[Dataset entries]

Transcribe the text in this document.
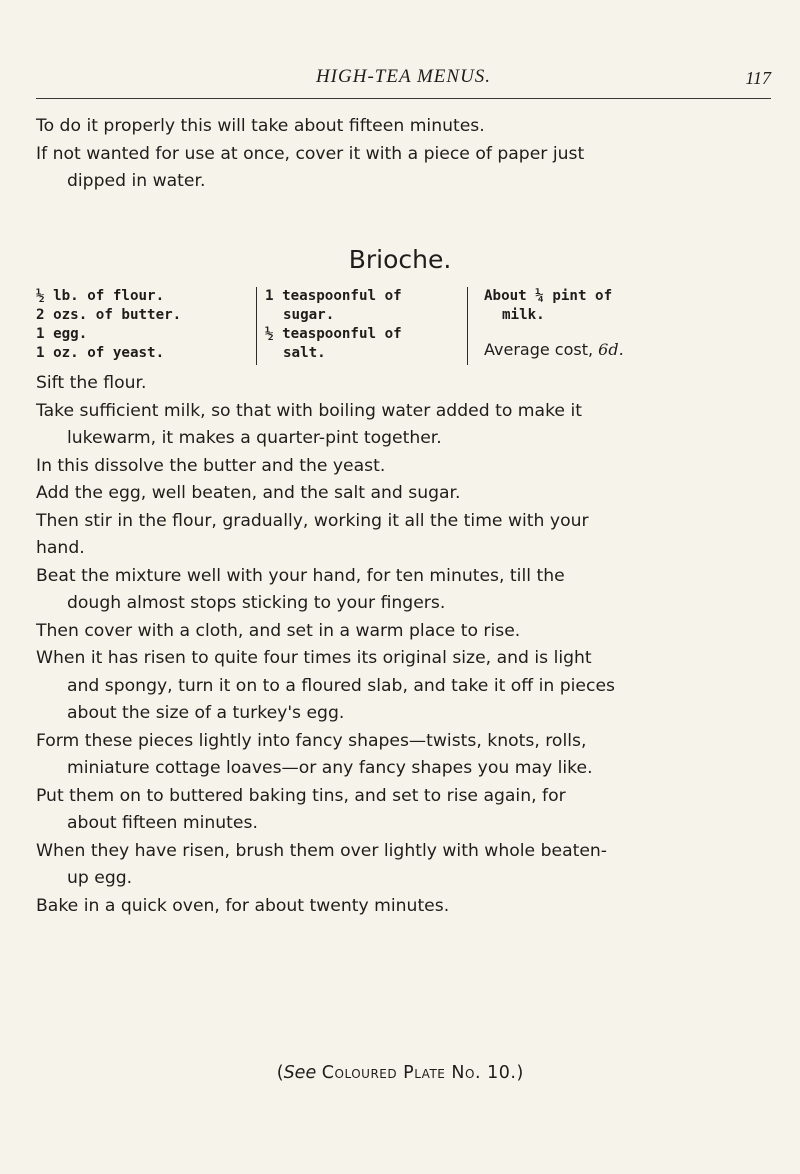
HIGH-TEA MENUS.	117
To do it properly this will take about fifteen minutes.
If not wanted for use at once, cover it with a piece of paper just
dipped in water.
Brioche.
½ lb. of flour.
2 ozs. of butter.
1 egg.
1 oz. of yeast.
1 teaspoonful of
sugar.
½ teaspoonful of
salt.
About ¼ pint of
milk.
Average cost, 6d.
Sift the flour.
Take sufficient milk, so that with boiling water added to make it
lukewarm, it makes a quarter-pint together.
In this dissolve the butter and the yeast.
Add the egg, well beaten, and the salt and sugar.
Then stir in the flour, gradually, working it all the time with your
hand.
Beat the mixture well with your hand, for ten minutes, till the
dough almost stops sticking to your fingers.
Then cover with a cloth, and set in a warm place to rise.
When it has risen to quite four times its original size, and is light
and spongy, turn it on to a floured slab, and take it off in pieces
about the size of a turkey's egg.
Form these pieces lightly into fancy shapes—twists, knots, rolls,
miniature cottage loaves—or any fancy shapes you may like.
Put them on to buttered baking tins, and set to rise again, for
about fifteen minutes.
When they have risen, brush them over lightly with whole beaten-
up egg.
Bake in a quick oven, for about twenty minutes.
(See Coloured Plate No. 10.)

Stated exercise
Find every line in the records that contains the word "shapes"; copy those lines.

Task solution
Form these pieces lightly into fancy shapes—twists, knots, rolls,
miniature cottage loaves—or any fancy shapes you may like.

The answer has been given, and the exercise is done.